Written task -> Set down each entry exactly as given; pictures should not appear in the copy.

Records supplied ->
################
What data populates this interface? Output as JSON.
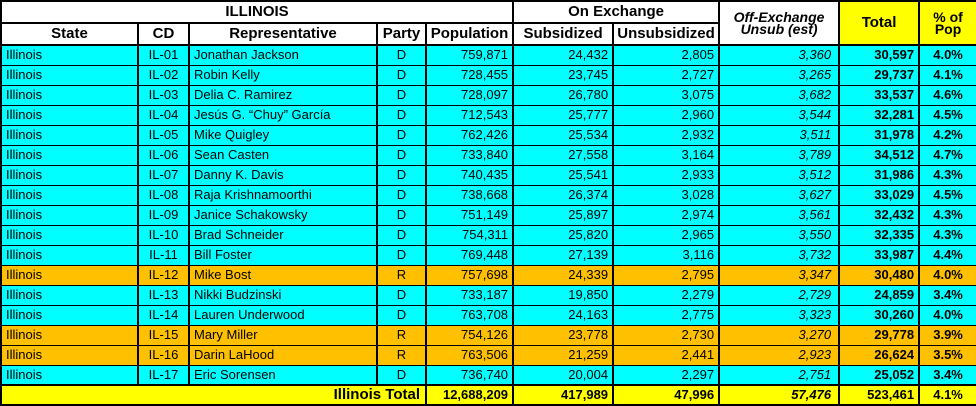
{
  "colors": {
    "dem_row": "#00FFFF",
    "rep_row": "#FFC000",
    "total_row": "#FFFF00",
    "header_bg": "#FFFFFF",
    "border": "#000000"
  },
  "table": {
    "title": "ILLINOIS",
    "group_headers": {
      "on_exchange": "On Exchange",
      "off_exchange_line1": "Off-Exchange",
      "off_exchange_line2": "Unsub (est)",
      "total": "Total",
      "pct_line1": "% of",
      "pct_line2": "Pop"
    },
    "column_headers": {
      "state": "State",
      "cd": "CD",
      "rep": "Representative",
      "party": "Party",
      "population": "Population",
      "subsidized": "Subsidized",
      "unsubsidized": "Unsubsidized"
    },
    "rows": [
      {
        "state": "Illinois",
        "cd": "IL-01",
        "rep": "Jonathan Jackson",
        "party": "D",
        "population": "759,871",
        "subsidized": "24,432",
        "unsubsidized": "2,805",
        "off_exchange": "3,360",
        "total": "30,597",
        "pct": "4.0%"
      },
      {
        "state": "Illinois",
        "cd": "IL-02",
        "rep": "Robin Kelly",
        "party": "D",
        "population": "728,455",
        "subsidized": "23,745",
        "unsubsidized": "2,727",
        "off_exchange": "3,265",
        "total": "29,737",
        "pct": "4.1%"
      },
      {
        "state": "Illinois",
        "cd": "IL-03",
        "rep": "Delia C. Ramirez",
        "party": "D",
        "population": "728,097",
        "subsidized": "26,780",
        "unsubsidized": "3,075",
        "off_exchange": "3,682",
        "total": "33,537",
        "pct": "4.6%"
      },
      {
        "state": "Illinois",
        "cd": "IL-04",
        "rep": "Jesús G. “Chuy” García",
        "party": "D",
        "population": "712,543",
        "subsidized": "25,777",
        "unsubsidized": "2,960",
        "off_exchange": "3,544",
        "total": "32,281",
        "pct": "4.5%"
      },
      {
        "state": "Illinois",
        "cd": "IL-05",
        "rep": "Mike Quigley",
        "party": "D",
        "population": "762,426",
        "subsidized": "25,534",
        "unsubsidized": "2,932",
        "off_exchange": "3,511",
        "total": "31,978",
        "pct": "4.2%"
      },
      {
        "state": "Illinois",
        "cd": "IL-06",
        "rep": "Sean Casten",
        "party": "D",
        "population": "733,840",
        "subsidized": "27,558",
        "unsubsidized": "3,164",
        "off_exchange": "3,789",
        "total": "34,512",
        "pct": "4.7%"
      },
      {
        "state": "Illinois",
        "cd": "IL-07",
        "rep": "Danny K. Davis",
        "party": "D",
        "population": "740,435",
        "subsidized": "25,541",
        "unsubsidized": "2,933",
        "off_exchange": "3,512",
        "total": "31,986",
        "pct": "4.3%"
      },
      {
        "state": "Illinois",
        "cd": "IL-08",
        "rep": "Raja Krishnamoorthi",
        "party": "D",
        "population": "738,668",
        "subsidized": "26,374",
        "unsubsidized": "3,028",
        "off_exchange": "3,627",
        "total": "33,029",
        "pct": "4.5%"
      },
      {
        "state": "Illinois",
        "cd": "IL-09",
        "rep": "Janice Schakowsky",
        "party": "D",
        "population": "751,149",
        "subsidized": "25,897",
        "unsubsidized": "2,974",
        "off_exchange": "3,561",
        "total": "32,432",
        "pct": "4.3%"
      },
      {
        "state": "Illinois",
        "cd": "IL-10",
        "rep": "Brad Schneider",
        "party": "D",
        "population": "754,311",
        "subsidized": "25,820",
        "unsubsidized": "2,965",
        "off_exchange": "3,550",
        "total": "32,335",
        "pct": "4.3%"
      },
      {
        "state": "Illinois",
        "cd": "IL-11",
        "rep": "Bill Foster",
        "party": "D",
        "population": "769,448",
        "subsidized": "27,139",
        "unsubsidized": "3,116",
        "off_exchange": "3,732",
        "total": "33,987",
        "pct": "4.4%"
      },
      {
        "state": "Illinois",
        "cd": "IL-12",
        "rep": "Mike Bost",
        "party": "R",
        "population": "757,698",
        "subsidized": "24,339",
        "unsubsidized": "2,795",
        "off_exchange": "3,347",
        "total": "30,480",
        "pct": "4.0%"
      },
      {
        "state": "Illinois",
        "cd": "IL-13",
        "rep": "Nikki Budzinski",
        "party": "D",
        "population": "733,187",
        "subsidized": "19,850",
        "unsubsidized": "2,279",
        "off_exchange": "2,729",
        "total": "24,859",
        "pct": "3.4%"
      },
      {
        "state": "Illinois",
        "cd": "IL-14",
        "rep": "Lauren Underwood",
        "party": "D",
        "population": "763,708",
        "subsidized": "24,163",
        "unsubsidized": "2,775",
        "off_exchange": "3,323",
        "total": "30,260",
        "pct": "4.0%"
      },
      {
        "state": "Illinois",
        "cd": "IL-15",
        "rep": "Mary Miller",
        "party": "R",
        "population": "754,126",
        "subsidized": "23,778",
        "unsubsidized": "2,730",
        "off_exchange": "3,270",
        "total": "29,778",
        "pct": "3.9%"
      },
      {
        "state": "Illinois",
        "cd": "IL-16",
        "rep": "Darin LaHood",
        "party": "R",
        "population": "763,506",
        "subsidized": "21,259",
        "unsubsidized": "2,441",
        "off_exchange": "2,923",
        "total": "26,624",
        "pct": "3.5%"
      },
      {
        "state": "Illinois",
        "cd": "IL-17",
        "rep": "Eric Sorensen",
        "party": "D",
        "population": "736,740",
        "subsidized": "20,004",
        "unsubsidized": "2,297",
        "off_exchange": "2,751",
        "total": "25,052",
        "pct": "3.4%"
      }
    ],
    "total_row": {
      "label": "Illinois Total",
      "population": "12,688,209",
      "subsidized": "417,989",
      "unsubsidized": "47,996",
      "off_exchange": "57,476",
      "total": "523,461",
      "pct": "4.1%"
    }
  }
}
################
Exercise result ->
What data populates this interface? Output as JSON.
{
  "colors": {
    "dem_row": "#00FFFF",
    "rep_row": "#FFC000",
    "total_row": "#FFFF00",
    "header_bg": "#FFFFFF",
    "border": "#000000"
  },
  "table": {
    "title": "ILLINOIS",
    "group_headers": {
      "on_exchange": "On Exchange",
      "off_exchange_line1": "Off-Exchange",
      "off_exchange_line2": "Unsub (est)",
      "total": "Total",
      "pct_line1": "% of",
      "pct_line2": "Pop"
    },
    "column_headers": {
      "state": "State",
      "cd": "CD",
      "rep": "Representative",
      "party": "Party",
      "population": "Population",
      "subsidized": "Subsidized",
      "unsubsidized": "Unsubsidized"
    },
    "rows": [
      {
        "state": "Illinois",
        "cd": "IL-01",
        "rep": "Jonathan Jackson",
        "party": "D",
        "population": "759,871",
        "subsidized": "24,432",
        "unsubsidized": "2,805",
        "off_exchange": "3,360",
        "total": "30,597",
        "pct": "4.0%"
      },
      {
        "state": "Illinois",
        "cd": "IL-02",
        "rep": "Robin Kelly",
        "party": "D",
        "population": "728,455",
        "subsidized": "23,745",
        "unsubsidized": "2,727",
        "off_exchange": "3,265",
        "total": "29,737",
        "pct": "4.1%"
      },
      {
        "state": "Illinois",
        "cd": "IL-03",
        "rep": "Delia C. Ramirez",
        "party": "D",
        "population": "728,097",
        "subsidized": "26,780",
        "unsubsidized": "3,075",
        "off_exchange": "3,682",
        "total": "33,537",
        "pct": "4.6%"
      },
      {
        "state": "Illinois",
        "cd": "IL-04",
        "rep": "Jesús G. “Chuy” García",
        "party": "D",
        "population": "712,543",
        "subsidized": "25,777",
        "unsubsidized": "2,960",
        "off_exchange": "3,544",
        "total": "32,281",
        "pct": "4.5%"
      },
      {
        "state": "Illinois",
        "cd": "IL-05",
        "rep": "Mike Quigley",
        "party": "D",
        "population": "762,426",
        "subsidized": "25,534",
        "unsubsidized": "2,932",
        "off_exchange": "3,511",
        "total": "31,978",
        "pct": "4.2%"
      },
      {
        "state": "Illinois",
        "cd": "IL-06",
        "rep": "Sean Casten",
        "party": "D",
        "population": "733,840",
        "subsidized": "27,558",
        "unsubsidized": "3,164",
        "off_exchange": "3,789",
        "total": "34,512",
        "pct": "4.7%"
      },
      {
        "state": "Illinois",
        "cd": "IL-07",
        "rep": "Danny K. Davis",
        "party": "D",
        "population": "740,435",
        "subsidized": "25,541",
        "unsubsidized": "2,933",
        "off_exchange": "3,512",
        "total": "31,986",
        "pct": "4.3%"
      },
      {
        "state": "Illinois",
        "cd": "IL-08",
        "rep": "Raja Krishnamoorthi",
        "party": "D",
        "population": "738,668",
        "subsidized": "26,374",
        "unsubsidized": "3,028",
        "off_exchange": "3,627",
        "total": "33,029",
        "pct": "4.5%"
      },
      {
        "state": "Illinois",
        "cd": "IL-09",
        "rep": "Janice Schakowsky",
        "party": "D",
        "population": "751,149",
        "subsidized": "25,897",
        "unsubsidized": "2,974",
        "off_exchange": "3,561",
        "total": "32,432",
        "pct": "4.3%"
      },
      {
        "state": "Illinois",
        "cd": "IL-10",
        "rep": "Brad Schneider",
        "party": "D",
        "population": "754,311",
        "subsidized": "25,820",
        "unsubsidized": "2,965",
        "off_exchange": "3,550",
        "total": "32,335",
        "pct": "4.3%"
      },
      {
        "state": "Illinois",
        "cd": "IL-11",
        "rep": "Bill Foster",
        "party": "D",
        "population": "769,448",
        "subsidized": "27,139",
        "unsubsidized": "3,116",
        "off_exchange": "3,732",
        "total": "33,987",
        "pct": "4.4%"
      },
      {
        "state": "Illinois",
        "cd": "IL-12",
        "rep": "Mike Bost",
        "party": "R",
        "population": "757,698",
        "subsidized": "24,339",
        "unsubsidized": "2,795",
        "off_exchange": "3,347",
        "total": "30,480",
        "pct": "4.0%"
      },
      {
        "state": "Illinois",
        "cd": "IL-13",
        "rep": "Nikki Budzinski",
        "party": "D",
        "population": "733,187",
        "subsidized": "19,850",
        "unsubsidized": "2,279",
        "off_exchange": "2,729",
        "total": "24,859",
        "pct": "3.4%"
      },
      {
        "state": "Illinois",
        "cd": "IL-14",
        "rep": "Lauren Underwood",
        "party": "D",
        "population": "763,708",
        "subsidized": "24,163",
        "unsubsidized": "2,775",
        "off_exchange": "3,323",
        "total": "30,260",
        "pct": "4.0%"
      },
      {
        "state": "Illinois",
        "cd": "IL-15",
        "rep": "Mary Miller",
        "party": "R",
        "population": "754,126",
        "subsidized": "23,778",
        "unsubsidized": "2,730",
        "off_exchange": "3,270",
        "total": "29,778",
        "pct": "3.9%"
      },
      {
        "state": "Illinois",
        "cd": "IL-16",
        "rep": "Darin LaHood",
        "party": "R",
        "population": "763,506",
        "subsidized": "21,259",
        "unsubsidized": "2,441",
        "off_exchange": "2,923",
        "total": "26,624",
        "pct": "3.5%"
      },
      {
        "state": "Illinois",
        "cd": "IL-17",
        "rep": "Eric Sorensen",
        "party": "D",
        "population": "736,740",
        "subsidized": "20,004",
        "unsubsidized": "2,297",
        "off_exchange": "2,751",
        "total": "25,052",
        "pct": "3.4%"
      }
    ],
    "total_row": {
      "label": "Illinois Total",
      "population": "12,688,209",
      "subsidized": "417,989",
      "unsubsidized": "47,996",
      "off_exchange": "57,476",
      "total": "523,461",
      "pct": "4.1%"
    }
  }
}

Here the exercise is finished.